## JOB:
The records underneath are to be repeated exactly, with the pictures left out.

(Stored entries)

::::

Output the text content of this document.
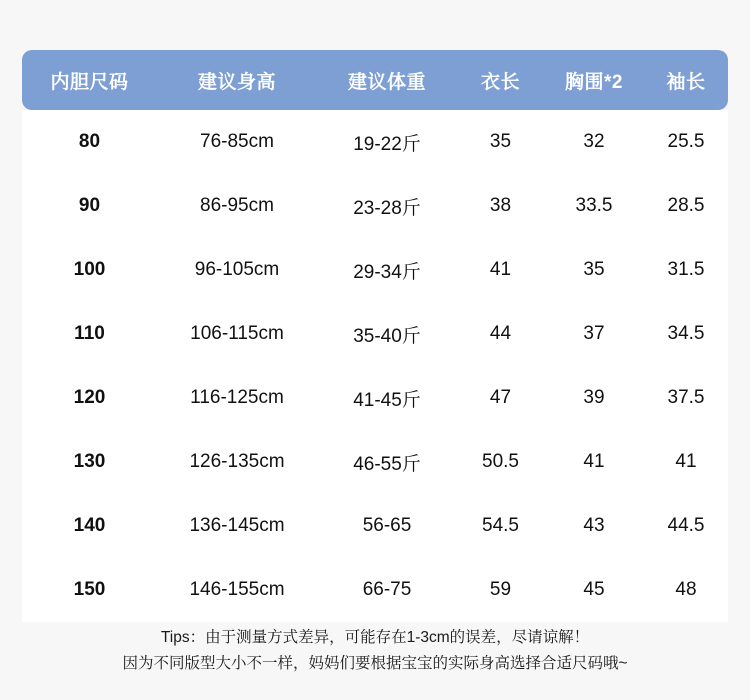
内胆尺码	建议身高	建议体重	衣长	胸围*2	袖长
80	76-85cm	19-22斤	35	32	25.5
90	86-95cm	23-28斤	38	33.5	28.5
100	96-105cm	29-34斤	41	35	31.5
110	106-115cm	35-40斤	44	37	34.5
120	116-125cm	41-45斤	47	39	37.5
130	126-135cm	46-55斤	50.5	41	41
140	136-145cm	56-65	54.5	43	44.5
150	146-155cm	66-75	59	45	48
Tips：由于测量方式差异，可能存在1-3cm的误差，尽请谅解！
因为不同版型大小不一样，妈妈们要根据宝宝的实际身高选择合适尺码哦~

::::

## FINAL RESULT:
Output the text content of this document.
内胆尺码	建议身高	建议体重	衣长	胸围*2	袖长
80	76-85cm	19-22斤	35	32	25.5
90	86-95cm	23-28斤	38	33.5	28.5
100	96-105cm	29-34斤	41	35	31.5
110	106-115cm	35-40斤	44	37	34.5
120	116-125cm	41-45斤	47	39	37.5
130	126-135cm	46-55斤	50.5	41	41
140	136-145cm	56-65	54.5	43	44.5
150	146-155cm	66-75	59	45	48
Tips：由于测量方式差异，可能存在1-3cm的误差，尽请谅解！
因为不同版型大小不一样，妈妈们要根据宝宝的实际身高选择合适尺码哦~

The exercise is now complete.